YOUR OBJECTIVE
Output all of the records exactly as written.

SUPPLIED INFORMATION
----

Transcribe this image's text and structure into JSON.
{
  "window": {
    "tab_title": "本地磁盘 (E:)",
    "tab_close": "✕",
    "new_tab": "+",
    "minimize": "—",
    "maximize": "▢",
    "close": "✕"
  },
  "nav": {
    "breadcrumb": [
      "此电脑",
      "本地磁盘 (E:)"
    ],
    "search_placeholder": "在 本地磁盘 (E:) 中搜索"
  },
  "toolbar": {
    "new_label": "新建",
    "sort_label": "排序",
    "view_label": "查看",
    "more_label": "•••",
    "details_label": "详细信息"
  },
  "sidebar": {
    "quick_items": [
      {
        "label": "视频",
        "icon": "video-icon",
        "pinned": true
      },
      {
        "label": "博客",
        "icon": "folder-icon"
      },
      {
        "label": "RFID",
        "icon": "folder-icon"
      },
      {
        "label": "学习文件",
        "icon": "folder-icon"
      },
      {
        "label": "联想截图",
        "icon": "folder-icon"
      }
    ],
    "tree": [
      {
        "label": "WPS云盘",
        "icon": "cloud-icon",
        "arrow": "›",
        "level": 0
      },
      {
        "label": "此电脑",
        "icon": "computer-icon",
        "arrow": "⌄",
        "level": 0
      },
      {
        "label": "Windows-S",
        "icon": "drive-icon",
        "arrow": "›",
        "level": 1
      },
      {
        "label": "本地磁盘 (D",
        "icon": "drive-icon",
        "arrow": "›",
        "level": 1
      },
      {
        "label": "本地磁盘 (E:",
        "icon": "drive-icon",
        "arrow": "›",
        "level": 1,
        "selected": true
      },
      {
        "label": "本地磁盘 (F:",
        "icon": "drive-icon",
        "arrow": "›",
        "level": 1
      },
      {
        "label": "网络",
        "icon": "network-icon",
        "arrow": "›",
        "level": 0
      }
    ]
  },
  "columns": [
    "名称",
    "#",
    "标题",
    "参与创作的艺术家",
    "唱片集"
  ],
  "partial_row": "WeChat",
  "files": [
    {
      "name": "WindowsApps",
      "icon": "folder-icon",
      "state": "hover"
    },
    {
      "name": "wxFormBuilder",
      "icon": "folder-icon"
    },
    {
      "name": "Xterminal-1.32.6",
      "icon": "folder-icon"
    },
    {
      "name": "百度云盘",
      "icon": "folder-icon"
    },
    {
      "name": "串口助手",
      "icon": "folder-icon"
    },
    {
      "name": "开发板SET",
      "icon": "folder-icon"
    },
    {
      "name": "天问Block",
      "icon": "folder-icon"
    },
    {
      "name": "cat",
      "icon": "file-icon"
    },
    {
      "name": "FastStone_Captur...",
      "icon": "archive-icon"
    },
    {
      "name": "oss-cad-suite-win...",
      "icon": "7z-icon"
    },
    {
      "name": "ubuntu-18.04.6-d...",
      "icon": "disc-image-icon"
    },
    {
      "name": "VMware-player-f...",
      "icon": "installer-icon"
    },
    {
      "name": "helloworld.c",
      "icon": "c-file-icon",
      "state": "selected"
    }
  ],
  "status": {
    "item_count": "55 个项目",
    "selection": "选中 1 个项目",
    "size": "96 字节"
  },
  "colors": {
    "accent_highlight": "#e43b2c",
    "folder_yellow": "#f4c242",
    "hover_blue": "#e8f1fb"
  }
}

----

ANSWER BELOW
Transcribe this image's text and structure into JSON.
{
  "window": {
    "tab_title": "本地磁盘 (E:)",
    "tab_close": "✕",
    "new_tab": "+",
    "minimize": "—",
    "maximize": "▢",
    "close": "✕"
  },
  "nav": {
    "breadcrumb": [
      "此电脑",
      "本地磁盘 (E:)"
    ],
    "search_placeholder": "在 本地磁盘 (E:) 中搜索"
  },
  "toolbar": {
    "new_label": "新建",
    "sort_label": "排序",
    "view_label": "查看",
    "more_label": "•••",
    "details_label": "详细信息"
  },
  "sidebar": {
    "quick_items": [
      {
        "label": "视频",
        "icon": "video-icon",
        "pinned": true
      },
      {
        "label": "博客",
        "icon": "folder-icon"
      },
      {
        "label": "RFID",
        "icon": "folder-icon"
      },
      {
        "label": "学习文件",
        "icon": "folder-icon"
      },
      {
        "label": "联想截图",
        "icon": "folder-icon"
      }
    ],
    "tree": [
      {
        "label": "WPS云盘",
        "icon": "cloud-icon",
        "arrow": "›",
        "level": 0
      },
      {
        "label": "此电脑",
        "icon": "computer-icon",
        "arrow": "⌄",
        "level": 0
      },
      {
        "label": "Windows-S",
        "icon": "drive-icon",
        "arrow": "›",
        "level": 1
      },
      {
        "label": "本地磁盘 (D",
        "icon": "drive-icon",
        "arrow": "›",
        "level": 1
      },
      {
        "label": "本地磁盘 (E:",
        "icon": "drive-icon",
        "arrow": "›",
        "level": 1,
        "selected": true
      },
      {
        "label": "本地磁盘 (F:",
        "icon": "drive-icon",
        "arrow": "›",
        "level": 1
      },
      {
        "label": "网络",
        "icon": "network-icon",
        "arrow": "›",
        "level": 0
      }
    ]
  },
  "columns": [
    "名称",
    "#",
    "标题",
    "参与创作的艺术家",
    "唱片集"
  ],
  "partial_row": "WeChat",
  "files": [
    {
      "name": "WindowsApps",
      "icon": "folder-icon",
      "state": "hover"
    },
    {
      "name": "wxFormBuilder",
      "icon": "folder-icon"
    },
    {
      "name": "Xterminal-1.32.6",
      "icon": "folder-icon"
    },
    {
      "name": "百度云盘",
      "icon": "folder-icon"
    },
    {
      "name": "串口助手",
      "icon": "folder-icon"
    },
    {
      "name": "开发板SET",
      "icon": "folder-icon"
    },
    {
      "name": "天问Block",
      "icon": "folder-icon"
    },
    {
      "name": "cat",
      "icon": "file-icon"
    },
    {
      "name": "FastStone_Captur...",
      "icon": "archive-icon"
    },
    {
      "name": "oss-cad-suite-win...",
      "icon": "7z-icon"
    },
    {
      "name": "ubuntu-18.04.6-d...",
      "icon": "disc-image-icon"
    },
    {
      "name": "VMware-player-f...",
      "icon": "installer-icon"
    },
    {
      "name": "helloworld.c",
      "icon": "c-file-icon",
      "state": "selected"
    }
  ],
  "status": {
    "item_count": "55 个项目",
    "selection": "选中 1 个项目",
    "size": "96 字节"
  },
  "colors": {
    "accent_highlight": "#e43b2c",
    "folder_yellow": "#f4c242",
    "hover_blue": "#e8f1fb"
  }
}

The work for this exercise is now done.